### Stated task
Go through the listing below and list every line with "probably".

##############################

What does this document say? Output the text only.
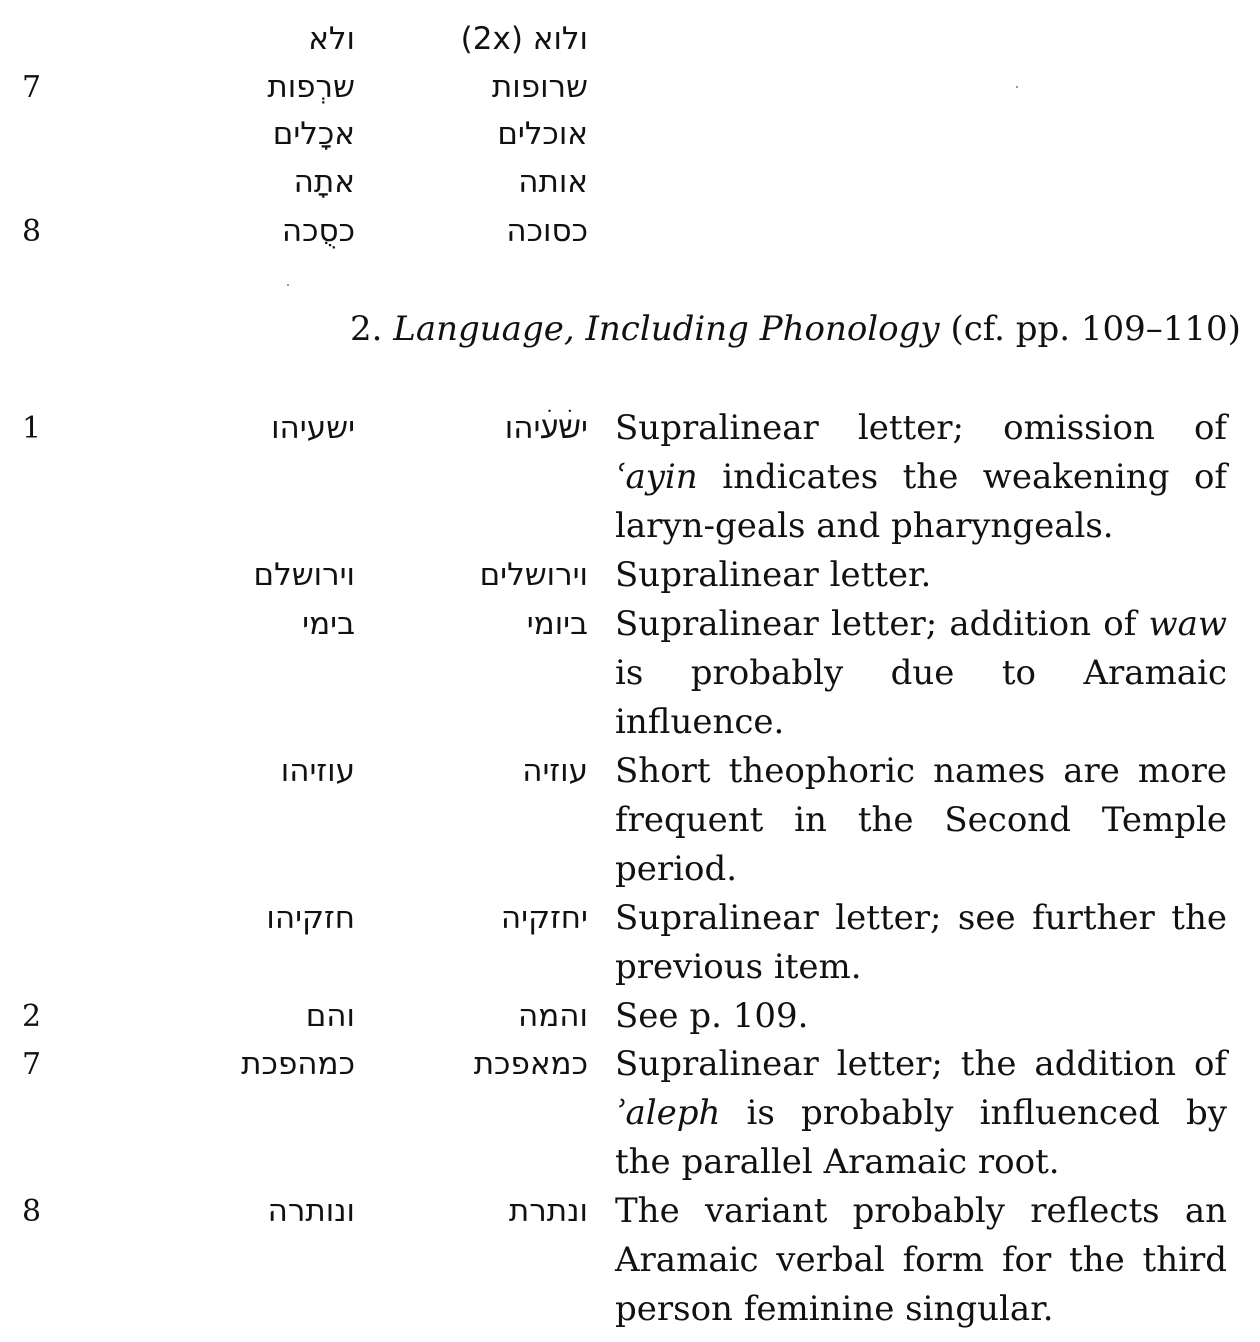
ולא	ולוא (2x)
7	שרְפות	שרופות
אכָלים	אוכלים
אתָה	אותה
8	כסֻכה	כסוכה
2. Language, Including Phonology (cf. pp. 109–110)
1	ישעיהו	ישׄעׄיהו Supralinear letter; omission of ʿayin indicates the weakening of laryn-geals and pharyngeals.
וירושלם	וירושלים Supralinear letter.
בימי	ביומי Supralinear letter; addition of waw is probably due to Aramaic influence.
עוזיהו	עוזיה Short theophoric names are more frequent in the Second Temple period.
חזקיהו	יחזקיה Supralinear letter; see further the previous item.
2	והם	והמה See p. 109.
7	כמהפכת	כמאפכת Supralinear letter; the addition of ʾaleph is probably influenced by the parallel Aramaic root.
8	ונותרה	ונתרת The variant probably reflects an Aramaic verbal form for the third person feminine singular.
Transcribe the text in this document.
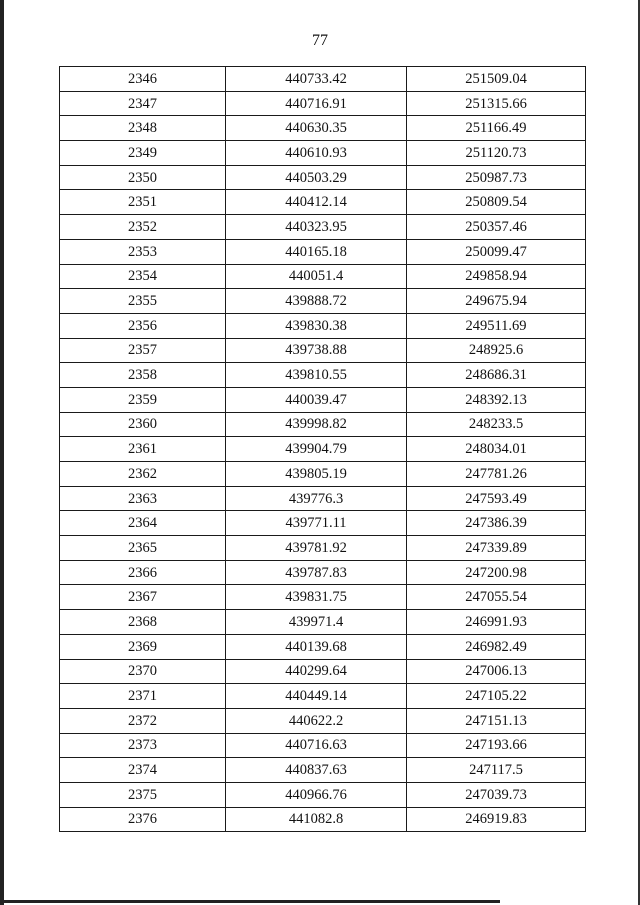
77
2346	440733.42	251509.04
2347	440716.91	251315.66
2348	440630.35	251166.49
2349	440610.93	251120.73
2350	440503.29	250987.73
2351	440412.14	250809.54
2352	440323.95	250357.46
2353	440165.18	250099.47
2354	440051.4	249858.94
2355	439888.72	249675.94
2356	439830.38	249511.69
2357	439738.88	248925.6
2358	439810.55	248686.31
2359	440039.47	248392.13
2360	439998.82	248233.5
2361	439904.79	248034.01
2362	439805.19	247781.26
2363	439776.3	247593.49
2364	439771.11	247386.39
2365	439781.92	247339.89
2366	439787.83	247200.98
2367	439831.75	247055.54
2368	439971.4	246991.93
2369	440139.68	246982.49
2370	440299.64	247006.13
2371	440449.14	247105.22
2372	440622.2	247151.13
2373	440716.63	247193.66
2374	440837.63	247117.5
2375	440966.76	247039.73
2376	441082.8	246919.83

##############################

### Solution to this task
בימי	ביומי Supralinear letter; addition of waw is probably due to Aramaic influence.
7	כמהפכת	כמאפכת Supralinear letter; the addition of ʾaleph is probably influenced by the parallel Aramaic root.
8	ונותרה	ונתרת The variant probably reflects an Aramaic verbal form for the third person feminine singular.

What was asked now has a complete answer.